_WRITTEN REQUEST_
The records that follow are to be repeated without alteration.

_MATERIALS PROVIDED_
____
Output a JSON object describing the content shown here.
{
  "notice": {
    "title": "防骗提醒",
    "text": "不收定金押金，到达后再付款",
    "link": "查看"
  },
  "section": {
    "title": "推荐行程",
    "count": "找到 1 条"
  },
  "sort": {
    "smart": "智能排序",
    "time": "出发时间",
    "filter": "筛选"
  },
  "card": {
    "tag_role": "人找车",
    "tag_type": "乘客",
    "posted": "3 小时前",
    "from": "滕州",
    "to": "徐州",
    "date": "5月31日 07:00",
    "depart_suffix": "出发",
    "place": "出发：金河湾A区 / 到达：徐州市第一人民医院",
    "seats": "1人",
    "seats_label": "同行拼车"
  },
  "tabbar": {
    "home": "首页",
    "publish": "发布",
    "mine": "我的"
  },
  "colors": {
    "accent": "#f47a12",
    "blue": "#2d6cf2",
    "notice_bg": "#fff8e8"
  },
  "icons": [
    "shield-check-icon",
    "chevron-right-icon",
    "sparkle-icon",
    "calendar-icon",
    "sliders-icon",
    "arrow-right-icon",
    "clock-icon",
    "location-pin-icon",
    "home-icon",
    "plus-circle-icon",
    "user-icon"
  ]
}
____
_WRITTEN REPLY_
Output a JSON object describing the content shown here.
{
  "notice": {
    "title": "防骗提醒",
    "text": "不收定金押金，到达后再付款",
    "link": "查看"
  },
  "section": {
    "title": "推荐行程",
    "count": "找到 1 条"
  },
  "sort": {
    "smart": "智能排序",
    "time": "出发时间",
    "filter": "筛选"
  },
  "card": {
    "tag_role": "人找车",
    "tag_type": "乘客",
    "posted": "3 小时前",
    "from": "滕州",
    "to": "徐州",
    "date": "5月31日 07:00",
    "depart_suffix": "出发",
    "place": "出发：金河湾A区 / 到达：徐州市第一人民医院",
    "seats": "1人",
    "seats_label": "同行拼车"
  },
  "tabbar": {
    "home": "首页",
    "publish": "发布",
    "mine": "我的"
  },
  "colors": {
    "accent": "#f47a12",
    "blue": "#2d6cf2",
    "notice_bg": "#fff8e8"
  },
  "icons": [
    "shield-check-icon",
    "chevron-right-icon",
    "sparkle-icon",
    "calendar-icon",
    "sliders-icon",
    "arrow-right-icon",
    "clock-icon",
    "location-pin-icon",
    "home-icon",
    "plus-circle-icon",
    "user-icon"
  ]
}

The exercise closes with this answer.